Entries taken from a collection:

########################################

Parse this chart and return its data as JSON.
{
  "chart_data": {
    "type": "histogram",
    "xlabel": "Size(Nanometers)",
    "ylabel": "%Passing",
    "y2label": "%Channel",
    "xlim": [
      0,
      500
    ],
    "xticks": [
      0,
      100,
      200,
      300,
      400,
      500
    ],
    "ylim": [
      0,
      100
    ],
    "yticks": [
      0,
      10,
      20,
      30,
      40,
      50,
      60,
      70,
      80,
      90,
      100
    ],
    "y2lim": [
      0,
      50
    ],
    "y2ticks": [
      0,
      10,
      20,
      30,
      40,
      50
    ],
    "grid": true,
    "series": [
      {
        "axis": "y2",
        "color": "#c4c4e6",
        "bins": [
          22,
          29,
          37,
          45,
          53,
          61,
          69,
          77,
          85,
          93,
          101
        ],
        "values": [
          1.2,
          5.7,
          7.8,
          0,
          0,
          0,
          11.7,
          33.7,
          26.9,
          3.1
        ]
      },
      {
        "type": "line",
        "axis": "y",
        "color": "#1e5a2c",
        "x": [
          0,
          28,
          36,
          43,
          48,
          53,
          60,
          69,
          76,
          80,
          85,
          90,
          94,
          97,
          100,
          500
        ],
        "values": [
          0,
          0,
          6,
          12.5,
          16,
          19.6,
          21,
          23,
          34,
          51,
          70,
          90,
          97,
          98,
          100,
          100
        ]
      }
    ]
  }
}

########################################

TASK DESCRIPTION: Repeat the data above exactly.

WORKED ANSWER:
Parse this chart and return its data as JSON.
{
  "chart_data": {
    "type": "histogram",
    "xlabel": "Size(Nanometers)",
    "ylabel": "%Passing",
    "y2label": "%Channel",
    "xlim": [
      0,
      500
    ],
    "xticks": [
      0,
      100,
      200,
      300,
      400,
      500
    ],
    "ylim": [
      0,
      100
    ],
    "yticks": [
      0,
      10,
      20,
      30,
      40,
      50,
      60,
      70,
      80,
      90,
      100
    ],
    "y2lim": [
      0,
      50
    ],
    "y2ticks": [
      0,
      10,
      20,
      30,
      40,
      50
    ],
    "grid": true,
    "series": [
      {
        "axis": "y2",
        "color": "#c4c4e6",
        "bins": [
          22,
          29,
          37,
          45,
          53,
          61,
          69,
          77,
          85,
          93,
          101
        ],
        "values": [
          1.2,
          5.7,
          7.8,
          0,
          0,
          0,
          11.7,
          33.7,
          26.9,
          3.1
        ]
      },
      {
        "type": "line",
        "axis": "y",
        "color": "#1e5a2c",
        "x": [
          0,
          28,
          36,
          43,
          48,
          53,
          60,
          69,
          76,
          80,
          85,
          90,
          94,
          97,
          100,
          500
        ],
        "values": [
          0,
          0,
          6,
          12.5,
          16,
          19.6,
          21,
          23,
          34,
          51,
          70,
          90,
          97,
          98,
          100,
          100
        ]
      }
    ]
  }
}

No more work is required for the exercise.